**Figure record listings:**

↓↓↓

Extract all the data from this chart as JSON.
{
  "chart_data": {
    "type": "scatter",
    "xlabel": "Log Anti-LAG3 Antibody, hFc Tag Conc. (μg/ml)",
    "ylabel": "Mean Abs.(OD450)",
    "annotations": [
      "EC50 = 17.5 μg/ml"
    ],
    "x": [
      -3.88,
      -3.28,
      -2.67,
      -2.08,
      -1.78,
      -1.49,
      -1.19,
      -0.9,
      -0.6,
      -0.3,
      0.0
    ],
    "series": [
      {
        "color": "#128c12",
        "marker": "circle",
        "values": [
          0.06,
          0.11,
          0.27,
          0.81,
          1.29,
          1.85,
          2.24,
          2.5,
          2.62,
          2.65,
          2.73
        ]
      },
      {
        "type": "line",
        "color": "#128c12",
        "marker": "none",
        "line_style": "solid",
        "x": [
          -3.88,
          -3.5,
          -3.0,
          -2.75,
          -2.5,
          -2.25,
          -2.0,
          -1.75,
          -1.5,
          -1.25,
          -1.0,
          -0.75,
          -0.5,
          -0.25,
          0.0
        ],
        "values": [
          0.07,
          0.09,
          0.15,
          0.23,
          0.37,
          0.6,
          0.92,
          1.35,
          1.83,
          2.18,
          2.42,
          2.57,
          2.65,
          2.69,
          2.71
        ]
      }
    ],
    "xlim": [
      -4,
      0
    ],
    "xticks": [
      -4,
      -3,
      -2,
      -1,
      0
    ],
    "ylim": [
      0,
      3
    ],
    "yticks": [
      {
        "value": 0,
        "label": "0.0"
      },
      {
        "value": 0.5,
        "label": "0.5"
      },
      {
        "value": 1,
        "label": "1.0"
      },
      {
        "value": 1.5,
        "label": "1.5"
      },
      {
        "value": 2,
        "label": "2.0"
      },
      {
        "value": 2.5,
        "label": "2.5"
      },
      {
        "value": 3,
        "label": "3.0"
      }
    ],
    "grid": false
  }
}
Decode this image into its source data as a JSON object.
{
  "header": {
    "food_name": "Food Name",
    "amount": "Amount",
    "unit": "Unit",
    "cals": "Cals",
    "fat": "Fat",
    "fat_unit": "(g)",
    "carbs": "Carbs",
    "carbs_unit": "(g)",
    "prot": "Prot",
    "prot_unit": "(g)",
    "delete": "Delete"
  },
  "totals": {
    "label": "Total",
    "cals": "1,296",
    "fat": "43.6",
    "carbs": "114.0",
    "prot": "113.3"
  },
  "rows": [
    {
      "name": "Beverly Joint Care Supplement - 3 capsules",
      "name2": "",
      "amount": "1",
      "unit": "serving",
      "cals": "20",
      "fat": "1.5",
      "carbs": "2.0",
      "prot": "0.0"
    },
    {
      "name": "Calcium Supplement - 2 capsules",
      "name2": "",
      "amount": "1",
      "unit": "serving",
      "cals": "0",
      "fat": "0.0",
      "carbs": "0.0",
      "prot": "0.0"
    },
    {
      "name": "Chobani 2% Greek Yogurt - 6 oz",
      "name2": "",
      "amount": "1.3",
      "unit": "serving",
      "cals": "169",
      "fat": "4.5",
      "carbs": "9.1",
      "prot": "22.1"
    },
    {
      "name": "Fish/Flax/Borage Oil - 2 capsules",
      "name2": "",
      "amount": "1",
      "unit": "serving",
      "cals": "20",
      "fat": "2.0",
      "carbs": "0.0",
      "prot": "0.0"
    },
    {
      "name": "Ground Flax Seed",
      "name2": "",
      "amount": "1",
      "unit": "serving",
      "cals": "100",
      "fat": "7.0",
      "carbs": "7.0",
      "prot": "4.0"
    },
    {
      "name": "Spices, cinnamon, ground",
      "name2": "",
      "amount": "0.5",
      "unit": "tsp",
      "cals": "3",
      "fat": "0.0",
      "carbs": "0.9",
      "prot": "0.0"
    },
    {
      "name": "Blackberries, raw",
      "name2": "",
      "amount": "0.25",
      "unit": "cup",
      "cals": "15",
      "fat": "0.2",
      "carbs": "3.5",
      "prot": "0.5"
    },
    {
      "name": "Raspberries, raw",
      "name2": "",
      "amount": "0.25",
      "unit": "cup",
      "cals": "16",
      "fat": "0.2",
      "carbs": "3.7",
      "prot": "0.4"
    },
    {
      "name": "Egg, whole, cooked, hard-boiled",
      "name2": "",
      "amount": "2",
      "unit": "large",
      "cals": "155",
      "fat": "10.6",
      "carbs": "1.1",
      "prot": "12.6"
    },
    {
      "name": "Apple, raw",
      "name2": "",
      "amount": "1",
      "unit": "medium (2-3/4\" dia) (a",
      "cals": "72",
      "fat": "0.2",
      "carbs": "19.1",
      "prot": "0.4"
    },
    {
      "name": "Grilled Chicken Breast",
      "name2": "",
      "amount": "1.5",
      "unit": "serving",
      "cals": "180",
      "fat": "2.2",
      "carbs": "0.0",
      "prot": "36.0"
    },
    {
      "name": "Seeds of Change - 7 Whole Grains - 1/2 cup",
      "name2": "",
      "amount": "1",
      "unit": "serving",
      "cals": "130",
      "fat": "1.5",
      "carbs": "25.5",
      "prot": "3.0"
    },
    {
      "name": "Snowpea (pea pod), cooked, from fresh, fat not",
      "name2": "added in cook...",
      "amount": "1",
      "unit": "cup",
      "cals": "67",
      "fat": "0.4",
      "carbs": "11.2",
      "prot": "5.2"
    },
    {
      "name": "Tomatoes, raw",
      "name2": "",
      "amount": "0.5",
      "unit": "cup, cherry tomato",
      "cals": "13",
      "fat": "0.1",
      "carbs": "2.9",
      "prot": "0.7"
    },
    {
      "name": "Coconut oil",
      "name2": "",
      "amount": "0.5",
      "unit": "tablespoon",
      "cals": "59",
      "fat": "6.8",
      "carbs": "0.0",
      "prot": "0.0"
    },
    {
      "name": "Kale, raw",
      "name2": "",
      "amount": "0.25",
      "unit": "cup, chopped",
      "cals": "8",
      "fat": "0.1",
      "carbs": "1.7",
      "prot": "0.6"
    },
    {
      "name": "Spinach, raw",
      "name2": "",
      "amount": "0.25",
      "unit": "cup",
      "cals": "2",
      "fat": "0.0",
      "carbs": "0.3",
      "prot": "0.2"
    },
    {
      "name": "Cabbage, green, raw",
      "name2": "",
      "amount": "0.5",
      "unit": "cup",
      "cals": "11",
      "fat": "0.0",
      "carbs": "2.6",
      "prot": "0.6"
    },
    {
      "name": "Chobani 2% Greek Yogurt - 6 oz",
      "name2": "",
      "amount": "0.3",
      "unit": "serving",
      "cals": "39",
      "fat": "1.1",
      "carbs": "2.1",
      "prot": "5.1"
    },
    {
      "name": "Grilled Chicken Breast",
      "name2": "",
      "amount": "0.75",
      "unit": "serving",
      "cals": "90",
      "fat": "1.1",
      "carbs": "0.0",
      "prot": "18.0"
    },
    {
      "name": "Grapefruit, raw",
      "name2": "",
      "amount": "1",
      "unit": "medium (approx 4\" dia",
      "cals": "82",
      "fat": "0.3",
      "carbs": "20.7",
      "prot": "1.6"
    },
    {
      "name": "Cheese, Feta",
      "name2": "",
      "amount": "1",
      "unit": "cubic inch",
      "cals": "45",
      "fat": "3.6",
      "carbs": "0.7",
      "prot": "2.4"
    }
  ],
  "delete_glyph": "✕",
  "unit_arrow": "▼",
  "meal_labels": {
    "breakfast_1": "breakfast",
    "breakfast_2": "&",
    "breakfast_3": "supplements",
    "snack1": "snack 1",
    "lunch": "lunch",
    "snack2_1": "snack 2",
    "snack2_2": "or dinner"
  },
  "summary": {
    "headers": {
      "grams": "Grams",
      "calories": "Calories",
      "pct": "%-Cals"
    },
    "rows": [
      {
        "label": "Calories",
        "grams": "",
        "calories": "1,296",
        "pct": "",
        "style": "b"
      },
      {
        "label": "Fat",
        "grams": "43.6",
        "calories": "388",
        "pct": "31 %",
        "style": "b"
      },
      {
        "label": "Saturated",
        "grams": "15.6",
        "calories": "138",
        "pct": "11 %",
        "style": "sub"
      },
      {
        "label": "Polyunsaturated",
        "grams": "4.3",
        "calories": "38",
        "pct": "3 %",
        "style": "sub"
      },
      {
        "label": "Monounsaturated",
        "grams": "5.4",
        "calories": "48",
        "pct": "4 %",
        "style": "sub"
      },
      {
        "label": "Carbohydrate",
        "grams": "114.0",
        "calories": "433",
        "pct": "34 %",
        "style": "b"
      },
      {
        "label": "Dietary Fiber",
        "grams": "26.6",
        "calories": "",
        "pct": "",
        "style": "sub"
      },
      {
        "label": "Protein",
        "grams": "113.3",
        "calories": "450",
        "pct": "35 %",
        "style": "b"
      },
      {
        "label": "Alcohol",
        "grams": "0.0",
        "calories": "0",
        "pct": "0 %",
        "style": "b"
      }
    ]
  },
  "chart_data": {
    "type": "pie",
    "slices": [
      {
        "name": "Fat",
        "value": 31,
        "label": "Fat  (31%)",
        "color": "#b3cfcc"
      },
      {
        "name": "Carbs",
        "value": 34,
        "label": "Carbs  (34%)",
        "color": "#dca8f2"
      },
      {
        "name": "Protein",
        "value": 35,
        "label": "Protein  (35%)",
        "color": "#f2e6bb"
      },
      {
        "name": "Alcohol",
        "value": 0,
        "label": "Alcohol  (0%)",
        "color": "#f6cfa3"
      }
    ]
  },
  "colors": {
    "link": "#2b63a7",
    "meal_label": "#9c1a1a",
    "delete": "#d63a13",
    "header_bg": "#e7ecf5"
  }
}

↑↑↑

Count every line in the records that holds "grams" and give that count by itself.

10